_STATED EXERCISE_.
Reply with the count of lines holding "character", nothing more.

(Excerpt from a dataset)
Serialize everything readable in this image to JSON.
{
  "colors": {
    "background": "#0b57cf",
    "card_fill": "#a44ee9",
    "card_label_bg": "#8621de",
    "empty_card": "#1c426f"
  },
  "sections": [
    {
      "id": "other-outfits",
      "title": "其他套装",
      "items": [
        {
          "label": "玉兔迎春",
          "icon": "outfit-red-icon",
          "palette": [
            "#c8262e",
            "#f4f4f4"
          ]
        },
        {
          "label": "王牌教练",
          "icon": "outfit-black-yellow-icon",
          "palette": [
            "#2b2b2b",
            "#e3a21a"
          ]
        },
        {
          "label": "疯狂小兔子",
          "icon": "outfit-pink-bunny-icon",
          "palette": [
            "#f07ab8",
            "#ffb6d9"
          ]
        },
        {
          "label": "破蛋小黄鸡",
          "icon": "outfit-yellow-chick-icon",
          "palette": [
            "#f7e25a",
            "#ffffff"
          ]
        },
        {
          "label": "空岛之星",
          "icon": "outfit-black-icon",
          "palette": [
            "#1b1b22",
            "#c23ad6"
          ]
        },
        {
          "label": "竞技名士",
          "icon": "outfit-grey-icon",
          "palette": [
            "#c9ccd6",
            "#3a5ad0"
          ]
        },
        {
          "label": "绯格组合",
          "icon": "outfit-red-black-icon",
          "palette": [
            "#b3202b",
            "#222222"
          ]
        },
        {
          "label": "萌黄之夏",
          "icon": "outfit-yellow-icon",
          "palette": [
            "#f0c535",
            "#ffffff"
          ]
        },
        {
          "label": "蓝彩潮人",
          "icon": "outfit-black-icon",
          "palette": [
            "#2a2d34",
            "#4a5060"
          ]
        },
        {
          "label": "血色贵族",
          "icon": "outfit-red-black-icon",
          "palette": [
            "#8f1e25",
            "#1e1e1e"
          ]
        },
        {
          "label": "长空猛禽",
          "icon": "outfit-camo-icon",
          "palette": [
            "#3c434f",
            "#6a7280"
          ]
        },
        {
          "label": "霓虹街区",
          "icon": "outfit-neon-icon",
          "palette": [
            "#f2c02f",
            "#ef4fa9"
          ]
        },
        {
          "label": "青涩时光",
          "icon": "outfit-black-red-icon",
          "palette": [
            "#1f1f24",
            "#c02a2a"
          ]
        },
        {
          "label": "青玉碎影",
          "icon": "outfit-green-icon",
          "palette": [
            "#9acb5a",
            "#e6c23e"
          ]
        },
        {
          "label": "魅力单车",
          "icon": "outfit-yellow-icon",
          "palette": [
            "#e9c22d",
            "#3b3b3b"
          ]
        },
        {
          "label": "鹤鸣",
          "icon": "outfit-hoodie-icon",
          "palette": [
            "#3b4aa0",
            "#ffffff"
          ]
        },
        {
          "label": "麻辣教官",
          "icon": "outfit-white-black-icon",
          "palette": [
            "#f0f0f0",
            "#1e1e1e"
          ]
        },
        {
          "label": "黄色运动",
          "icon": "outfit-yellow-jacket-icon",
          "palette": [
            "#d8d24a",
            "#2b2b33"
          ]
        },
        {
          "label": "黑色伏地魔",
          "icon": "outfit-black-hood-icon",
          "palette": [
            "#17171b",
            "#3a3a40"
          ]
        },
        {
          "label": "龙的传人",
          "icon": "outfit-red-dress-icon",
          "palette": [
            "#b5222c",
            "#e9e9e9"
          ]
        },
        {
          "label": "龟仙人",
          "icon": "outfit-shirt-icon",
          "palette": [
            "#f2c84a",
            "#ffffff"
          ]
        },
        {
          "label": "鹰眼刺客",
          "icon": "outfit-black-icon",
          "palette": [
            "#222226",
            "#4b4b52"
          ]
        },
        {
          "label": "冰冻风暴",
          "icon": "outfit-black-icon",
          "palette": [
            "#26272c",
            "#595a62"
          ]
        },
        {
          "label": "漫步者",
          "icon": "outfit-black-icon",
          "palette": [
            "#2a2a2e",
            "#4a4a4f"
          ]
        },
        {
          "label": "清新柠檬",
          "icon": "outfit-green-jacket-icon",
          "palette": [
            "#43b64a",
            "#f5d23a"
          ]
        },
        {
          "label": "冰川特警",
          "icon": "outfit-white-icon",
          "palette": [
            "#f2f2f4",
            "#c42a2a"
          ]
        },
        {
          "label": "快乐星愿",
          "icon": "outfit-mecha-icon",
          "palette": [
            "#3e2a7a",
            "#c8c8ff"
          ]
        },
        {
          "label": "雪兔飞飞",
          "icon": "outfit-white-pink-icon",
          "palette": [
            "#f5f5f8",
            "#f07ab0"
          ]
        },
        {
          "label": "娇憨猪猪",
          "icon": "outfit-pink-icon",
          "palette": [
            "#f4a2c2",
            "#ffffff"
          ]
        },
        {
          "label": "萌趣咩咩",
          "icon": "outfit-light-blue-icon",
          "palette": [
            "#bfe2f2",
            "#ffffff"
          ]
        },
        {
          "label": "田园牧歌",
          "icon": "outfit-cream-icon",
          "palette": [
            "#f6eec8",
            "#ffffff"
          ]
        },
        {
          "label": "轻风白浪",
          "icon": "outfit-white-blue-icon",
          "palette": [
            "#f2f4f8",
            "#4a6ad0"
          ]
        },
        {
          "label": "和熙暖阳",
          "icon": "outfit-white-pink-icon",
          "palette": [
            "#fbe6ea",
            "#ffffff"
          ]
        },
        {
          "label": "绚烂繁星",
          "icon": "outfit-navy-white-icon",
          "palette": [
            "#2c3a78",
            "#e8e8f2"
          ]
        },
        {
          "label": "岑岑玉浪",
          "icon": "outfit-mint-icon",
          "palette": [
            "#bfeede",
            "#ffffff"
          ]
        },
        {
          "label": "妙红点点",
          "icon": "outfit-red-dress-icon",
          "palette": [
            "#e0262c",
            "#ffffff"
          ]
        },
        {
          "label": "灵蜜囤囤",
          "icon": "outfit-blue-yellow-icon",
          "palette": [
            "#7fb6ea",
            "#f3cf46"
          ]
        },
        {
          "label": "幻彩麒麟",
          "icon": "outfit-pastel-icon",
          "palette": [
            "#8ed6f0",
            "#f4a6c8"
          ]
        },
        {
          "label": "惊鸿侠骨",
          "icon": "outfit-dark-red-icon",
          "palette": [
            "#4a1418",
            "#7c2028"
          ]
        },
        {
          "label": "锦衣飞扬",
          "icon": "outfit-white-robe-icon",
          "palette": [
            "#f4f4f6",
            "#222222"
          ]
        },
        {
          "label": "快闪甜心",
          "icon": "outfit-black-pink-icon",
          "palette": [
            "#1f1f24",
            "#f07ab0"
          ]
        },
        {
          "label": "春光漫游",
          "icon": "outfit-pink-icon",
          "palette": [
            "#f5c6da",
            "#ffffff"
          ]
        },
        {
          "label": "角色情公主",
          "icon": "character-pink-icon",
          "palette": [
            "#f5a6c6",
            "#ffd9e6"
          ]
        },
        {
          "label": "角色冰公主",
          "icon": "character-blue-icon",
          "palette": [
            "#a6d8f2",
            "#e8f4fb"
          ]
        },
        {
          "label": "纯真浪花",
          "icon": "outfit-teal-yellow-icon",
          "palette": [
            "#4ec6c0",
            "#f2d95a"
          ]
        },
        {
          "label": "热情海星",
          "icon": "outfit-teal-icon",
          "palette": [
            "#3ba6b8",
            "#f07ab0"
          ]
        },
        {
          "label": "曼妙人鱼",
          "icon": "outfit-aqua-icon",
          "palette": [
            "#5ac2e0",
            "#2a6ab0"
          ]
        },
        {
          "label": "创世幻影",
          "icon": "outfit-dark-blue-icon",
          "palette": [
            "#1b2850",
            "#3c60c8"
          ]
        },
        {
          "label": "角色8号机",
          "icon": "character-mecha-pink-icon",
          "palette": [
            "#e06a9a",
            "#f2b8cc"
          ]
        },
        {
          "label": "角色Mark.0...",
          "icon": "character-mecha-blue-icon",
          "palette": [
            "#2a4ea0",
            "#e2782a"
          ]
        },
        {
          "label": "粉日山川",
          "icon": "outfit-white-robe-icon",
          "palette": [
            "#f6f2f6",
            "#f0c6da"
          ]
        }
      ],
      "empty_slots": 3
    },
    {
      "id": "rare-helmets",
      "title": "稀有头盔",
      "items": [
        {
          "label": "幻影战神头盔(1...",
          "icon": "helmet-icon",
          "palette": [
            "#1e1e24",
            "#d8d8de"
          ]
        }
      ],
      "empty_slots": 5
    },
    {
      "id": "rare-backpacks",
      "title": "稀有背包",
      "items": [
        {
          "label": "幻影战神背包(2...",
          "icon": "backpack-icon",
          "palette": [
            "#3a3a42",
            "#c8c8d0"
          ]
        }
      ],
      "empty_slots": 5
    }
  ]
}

_ANSWER TO THIS TASK_.
4